> What is being asked
Among the lines below, list those containing the string "degree".

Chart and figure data
------------

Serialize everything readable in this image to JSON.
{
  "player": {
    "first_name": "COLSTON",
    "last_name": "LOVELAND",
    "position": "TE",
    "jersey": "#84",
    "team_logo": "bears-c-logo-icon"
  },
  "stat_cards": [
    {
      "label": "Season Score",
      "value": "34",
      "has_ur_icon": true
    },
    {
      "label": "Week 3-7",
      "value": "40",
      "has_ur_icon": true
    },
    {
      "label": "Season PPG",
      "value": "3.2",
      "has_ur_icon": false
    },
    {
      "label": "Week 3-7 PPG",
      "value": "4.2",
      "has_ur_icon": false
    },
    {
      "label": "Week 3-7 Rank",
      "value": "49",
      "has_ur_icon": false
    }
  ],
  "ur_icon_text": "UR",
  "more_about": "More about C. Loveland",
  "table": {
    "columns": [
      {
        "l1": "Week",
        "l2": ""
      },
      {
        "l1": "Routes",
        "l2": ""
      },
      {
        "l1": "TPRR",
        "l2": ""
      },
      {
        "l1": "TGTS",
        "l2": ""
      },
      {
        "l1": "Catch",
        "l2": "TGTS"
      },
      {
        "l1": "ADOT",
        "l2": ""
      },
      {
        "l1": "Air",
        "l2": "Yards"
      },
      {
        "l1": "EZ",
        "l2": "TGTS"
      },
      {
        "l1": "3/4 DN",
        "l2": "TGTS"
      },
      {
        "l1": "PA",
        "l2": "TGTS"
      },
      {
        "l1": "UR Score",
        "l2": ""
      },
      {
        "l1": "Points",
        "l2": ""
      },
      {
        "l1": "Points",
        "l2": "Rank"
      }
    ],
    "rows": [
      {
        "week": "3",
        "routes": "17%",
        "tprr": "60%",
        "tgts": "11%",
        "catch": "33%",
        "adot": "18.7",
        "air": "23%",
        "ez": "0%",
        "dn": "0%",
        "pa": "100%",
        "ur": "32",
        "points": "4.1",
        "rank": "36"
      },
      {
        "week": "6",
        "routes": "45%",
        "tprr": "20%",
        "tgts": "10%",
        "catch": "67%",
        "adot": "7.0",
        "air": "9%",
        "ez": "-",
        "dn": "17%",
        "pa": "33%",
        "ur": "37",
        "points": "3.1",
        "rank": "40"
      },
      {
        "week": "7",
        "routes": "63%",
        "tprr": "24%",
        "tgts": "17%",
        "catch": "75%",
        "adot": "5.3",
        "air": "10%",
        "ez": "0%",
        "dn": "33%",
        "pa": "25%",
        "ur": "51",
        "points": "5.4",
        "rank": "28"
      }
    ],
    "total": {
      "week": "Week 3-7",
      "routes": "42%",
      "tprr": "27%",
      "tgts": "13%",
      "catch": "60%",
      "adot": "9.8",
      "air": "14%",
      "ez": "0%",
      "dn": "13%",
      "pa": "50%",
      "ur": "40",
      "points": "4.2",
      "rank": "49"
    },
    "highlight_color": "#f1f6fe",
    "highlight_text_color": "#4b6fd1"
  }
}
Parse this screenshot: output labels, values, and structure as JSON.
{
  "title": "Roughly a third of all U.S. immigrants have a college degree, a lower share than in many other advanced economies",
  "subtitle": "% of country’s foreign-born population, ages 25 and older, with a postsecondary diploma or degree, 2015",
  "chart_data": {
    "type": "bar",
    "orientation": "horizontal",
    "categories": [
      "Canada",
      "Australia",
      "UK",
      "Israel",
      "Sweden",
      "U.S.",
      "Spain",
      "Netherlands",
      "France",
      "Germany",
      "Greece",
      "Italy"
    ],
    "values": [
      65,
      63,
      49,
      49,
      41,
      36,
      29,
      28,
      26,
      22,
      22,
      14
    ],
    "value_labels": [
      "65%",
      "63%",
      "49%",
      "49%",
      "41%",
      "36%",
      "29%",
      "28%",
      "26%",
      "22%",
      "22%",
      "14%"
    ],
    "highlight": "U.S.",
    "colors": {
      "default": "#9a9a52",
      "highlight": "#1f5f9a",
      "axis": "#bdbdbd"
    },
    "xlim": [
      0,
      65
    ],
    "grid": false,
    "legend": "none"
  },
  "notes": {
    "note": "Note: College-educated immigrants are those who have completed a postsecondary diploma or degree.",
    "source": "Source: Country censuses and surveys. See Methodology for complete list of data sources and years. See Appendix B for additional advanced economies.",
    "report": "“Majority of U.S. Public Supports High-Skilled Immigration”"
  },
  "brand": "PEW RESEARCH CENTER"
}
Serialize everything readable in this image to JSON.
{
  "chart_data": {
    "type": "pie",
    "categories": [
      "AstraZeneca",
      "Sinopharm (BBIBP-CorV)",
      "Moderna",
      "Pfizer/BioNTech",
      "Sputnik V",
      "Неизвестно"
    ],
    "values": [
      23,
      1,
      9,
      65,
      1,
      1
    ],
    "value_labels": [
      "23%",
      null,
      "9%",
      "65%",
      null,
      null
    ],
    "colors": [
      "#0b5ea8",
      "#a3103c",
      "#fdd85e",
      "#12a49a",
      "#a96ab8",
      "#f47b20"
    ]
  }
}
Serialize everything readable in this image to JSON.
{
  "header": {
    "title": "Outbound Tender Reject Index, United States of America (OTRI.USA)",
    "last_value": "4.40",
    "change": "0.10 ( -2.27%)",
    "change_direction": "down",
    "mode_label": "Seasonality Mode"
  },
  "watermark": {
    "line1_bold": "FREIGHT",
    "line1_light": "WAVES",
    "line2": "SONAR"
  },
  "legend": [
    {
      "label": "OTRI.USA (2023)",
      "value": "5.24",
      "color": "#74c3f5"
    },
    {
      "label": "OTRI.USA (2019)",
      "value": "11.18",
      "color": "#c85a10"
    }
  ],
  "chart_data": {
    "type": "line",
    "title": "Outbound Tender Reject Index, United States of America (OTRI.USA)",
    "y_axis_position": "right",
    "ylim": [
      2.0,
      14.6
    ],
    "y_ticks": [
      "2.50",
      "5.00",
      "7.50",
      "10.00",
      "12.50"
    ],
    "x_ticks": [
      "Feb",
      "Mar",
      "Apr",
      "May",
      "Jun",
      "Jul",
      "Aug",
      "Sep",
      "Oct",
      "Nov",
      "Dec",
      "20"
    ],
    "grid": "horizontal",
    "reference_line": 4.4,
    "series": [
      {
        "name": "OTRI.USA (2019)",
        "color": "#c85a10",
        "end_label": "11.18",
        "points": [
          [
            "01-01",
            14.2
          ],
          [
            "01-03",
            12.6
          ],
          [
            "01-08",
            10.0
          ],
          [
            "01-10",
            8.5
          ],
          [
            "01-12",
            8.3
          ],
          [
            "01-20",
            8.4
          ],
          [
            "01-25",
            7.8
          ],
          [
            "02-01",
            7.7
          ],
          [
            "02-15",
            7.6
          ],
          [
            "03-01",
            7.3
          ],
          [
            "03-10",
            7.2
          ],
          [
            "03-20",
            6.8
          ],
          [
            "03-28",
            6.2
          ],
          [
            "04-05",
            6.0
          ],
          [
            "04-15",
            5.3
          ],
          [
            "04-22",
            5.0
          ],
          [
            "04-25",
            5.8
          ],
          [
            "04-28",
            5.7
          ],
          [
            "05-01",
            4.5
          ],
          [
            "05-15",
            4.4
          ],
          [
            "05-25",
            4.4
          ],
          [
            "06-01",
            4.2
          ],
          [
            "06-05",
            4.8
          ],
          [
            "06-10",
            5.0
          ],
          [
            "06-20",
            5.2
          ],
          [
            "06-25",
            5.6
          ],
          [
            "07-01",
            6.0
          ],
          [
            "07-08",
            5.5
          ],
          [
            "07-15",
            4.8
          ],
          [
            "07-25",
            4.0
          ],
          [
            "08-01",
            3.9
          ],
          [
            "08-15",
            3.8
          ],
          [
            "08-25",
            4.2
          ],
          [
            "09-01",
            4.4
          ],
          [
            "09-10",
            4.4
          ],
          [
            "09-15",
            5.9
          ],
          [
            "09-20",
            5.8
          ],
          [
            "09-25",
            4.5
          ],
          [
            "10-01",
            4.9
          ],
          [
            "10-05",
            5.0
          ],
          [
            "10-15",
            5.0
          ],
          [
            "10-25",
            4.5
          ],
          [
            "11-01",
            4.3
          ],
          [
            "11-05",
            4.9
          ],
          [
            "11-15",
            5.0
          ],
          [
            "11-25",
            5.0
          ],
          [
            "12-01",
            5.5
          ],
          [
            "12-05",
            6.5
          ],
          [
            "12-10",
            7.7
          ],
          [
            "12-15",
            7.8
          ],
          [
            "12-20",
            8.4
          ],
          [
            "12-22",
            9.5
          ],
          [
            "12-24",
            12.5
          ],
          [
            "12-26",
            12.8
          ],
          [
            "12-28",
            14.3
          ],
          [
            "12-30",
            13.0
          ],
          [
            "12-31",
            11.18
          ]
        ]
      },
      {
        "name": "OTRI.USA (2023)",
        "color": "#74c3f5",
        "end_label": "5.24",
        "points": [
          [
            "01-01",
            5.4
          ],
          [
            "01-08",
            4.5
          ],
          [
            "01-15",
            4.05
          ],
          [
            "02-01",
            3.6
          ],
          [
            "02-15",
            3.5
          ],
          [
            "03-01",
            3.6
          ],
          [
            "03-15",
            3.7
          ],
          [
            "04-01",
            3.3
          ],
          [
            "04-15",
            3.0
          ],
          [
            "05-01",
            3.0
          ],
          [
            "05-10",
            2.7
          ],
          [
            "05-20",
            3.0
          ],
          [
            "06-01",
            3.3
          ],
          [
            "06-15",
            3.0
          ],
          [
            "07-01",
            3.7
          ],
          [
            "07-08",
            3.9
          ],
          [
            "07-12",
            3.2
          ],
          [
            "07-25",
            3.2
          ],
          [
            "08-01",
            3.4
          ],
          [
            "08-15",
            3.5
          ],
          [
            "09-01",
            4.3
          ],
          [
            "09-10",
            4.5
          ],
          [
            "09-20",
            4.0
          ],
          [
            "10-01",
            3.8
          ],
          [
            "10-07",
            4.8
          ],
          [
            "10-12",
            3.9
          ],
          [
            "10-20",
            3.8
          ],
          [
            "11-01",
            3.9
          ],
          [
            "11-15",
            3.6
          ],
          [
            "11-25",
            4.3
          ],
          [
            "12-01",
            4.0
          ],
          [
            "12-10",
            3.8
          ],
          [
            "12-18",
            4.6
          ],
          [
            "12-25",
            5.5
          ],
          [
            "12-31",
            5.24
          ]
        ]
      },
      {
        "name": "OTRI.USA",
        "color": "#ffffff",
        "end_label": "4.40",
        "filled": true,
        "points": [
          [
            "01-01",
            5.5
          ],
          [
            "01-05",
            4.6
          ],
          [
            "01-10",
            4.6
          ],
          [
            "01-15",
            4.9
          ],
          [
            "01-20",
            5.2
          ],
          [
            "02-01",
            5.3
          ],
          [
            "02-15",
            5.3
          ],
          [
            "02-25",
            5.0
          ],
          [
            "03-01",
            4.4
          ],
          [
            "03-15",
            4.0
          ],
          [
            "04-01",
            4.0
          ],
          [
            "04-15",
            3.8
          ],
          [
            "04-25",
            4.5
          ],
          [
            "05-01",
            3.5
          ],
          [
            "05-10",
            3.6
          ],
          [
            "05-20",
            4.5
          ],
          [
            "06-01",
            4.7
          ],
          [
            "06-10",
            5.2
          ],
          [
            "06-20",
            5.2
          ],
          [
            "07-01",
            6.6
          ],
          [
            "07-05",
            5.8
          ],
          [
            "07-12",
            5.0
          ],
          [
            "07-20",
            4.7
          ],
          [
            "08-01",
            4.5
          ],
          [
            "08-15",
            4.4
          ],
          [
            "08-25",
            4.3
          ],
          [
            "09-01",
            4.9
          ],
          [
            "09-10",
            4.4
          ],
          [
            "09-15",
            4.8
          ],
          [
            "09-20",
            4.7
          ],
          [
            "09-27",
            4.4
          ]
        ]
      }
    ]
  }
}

------------

> Written solution
  "title": "Roughly a third of all U.S. immigrants have a college degree, a lower share than in many other advanced economies",
  "subtitle": "% of country’s foreign-born population, ages 25 and older, with a postsecondary diploma or degree, 2015",
    "note": "Note: College-educated immigrants are those who have completed a postsecondary diploma or degree.",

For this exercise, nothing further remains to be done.